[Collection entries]
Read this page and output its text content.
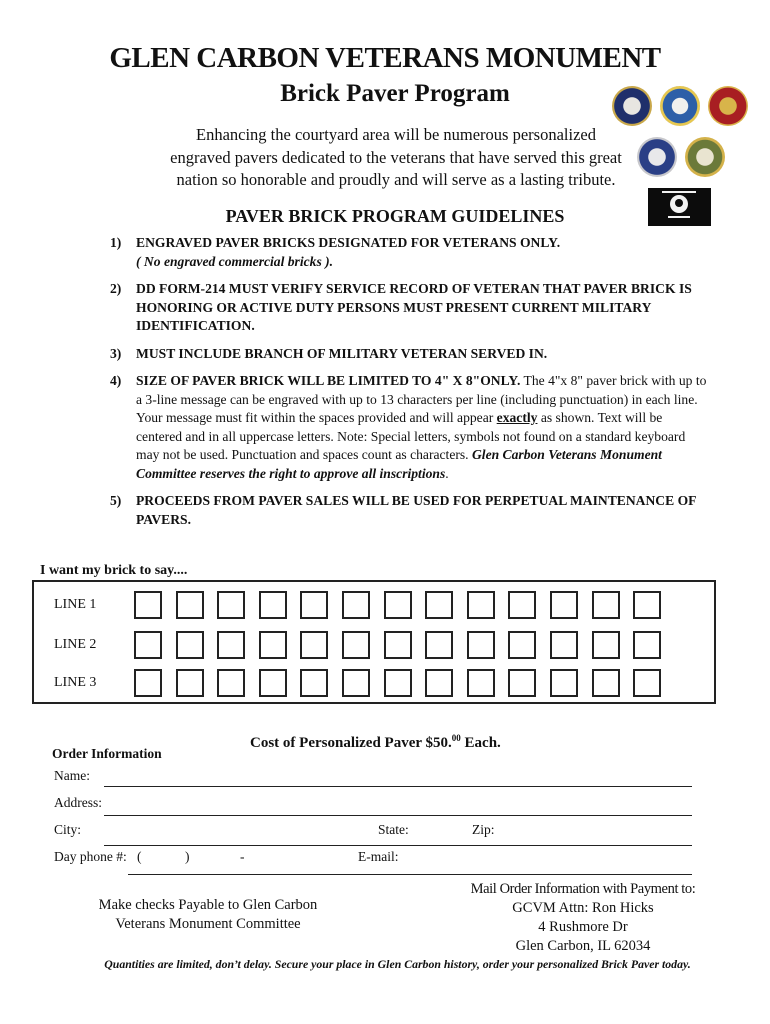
GLEN CARBON VETERANS MONUMENT
Brick Paver Program
Enhancing the courtyard area will be numerous personalized
engraved pavers dedicated to the veterans that have served this great
nation so honorable and proudly and will serve as a lasting tribute.
PAVER BRICK PROGRAM GUIDELINES
1)	ENGRAVED PAVER BRICKS DESIGNATED FOR VETERANS ONLY.
( No engraved commercial bricks ).
2)	DD FORM-214 MUST VERIFY SERVICE RECORD OF VETERAN THAT PAVER BRICK IS HONORING OR ACTIVE DUTY PERSONS MUST PRESENT CURRENT MILITARY IDENTIFICATION.
3)	MUST INCLUDE BRANCH OF MILITARY VETERAN SERVED IN.
4)	SIZE OF PAVER BRICK WILL BE LIMITED TO 4" X 8"ONLY. The 4"x 8" paver brick with up to a 3-line message can be engraved with up to 13 characters per line (including punctuation) in each line. Your message must fit within the spaces provided and will appear exactly as shown. Text will be centered and in all uppercase letters. Note: Special letters, symbols not found on a standard keyboard may not be used. Punctuation and spaces count as characters. Glen Carbon Veterans Monument Committee reserves the right to approve all inscriptions.
5)	PROCEEDS FROM PAVER SALES WILL BE USED FOR PERPETUAL MAINTENANCE OF PAVERS.
I want my brick to say....
LINE 1
LINE 2
LINE 3
Cost of Personalized Paver $50.00 Each.
Order Information
Name:
Address:
City:	State:	Zip:
Day phone #: (	)	-	E-mail:
Make checks Payable to Glen Carbon
Veterans Monument Committee
Mail Order Information with Payment to:
GCVM Attn: Ron Hicks
4 Rushmore Dr
Glen Carbon, IL 62034
Quantities are limited, don’t delay. Secure your place in Glen Carbon history, order your personalized Brick Paver today.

◆ Required task:
Go through the records line by line and count those containing the string "with". Give only the total.

◆ The answer:
2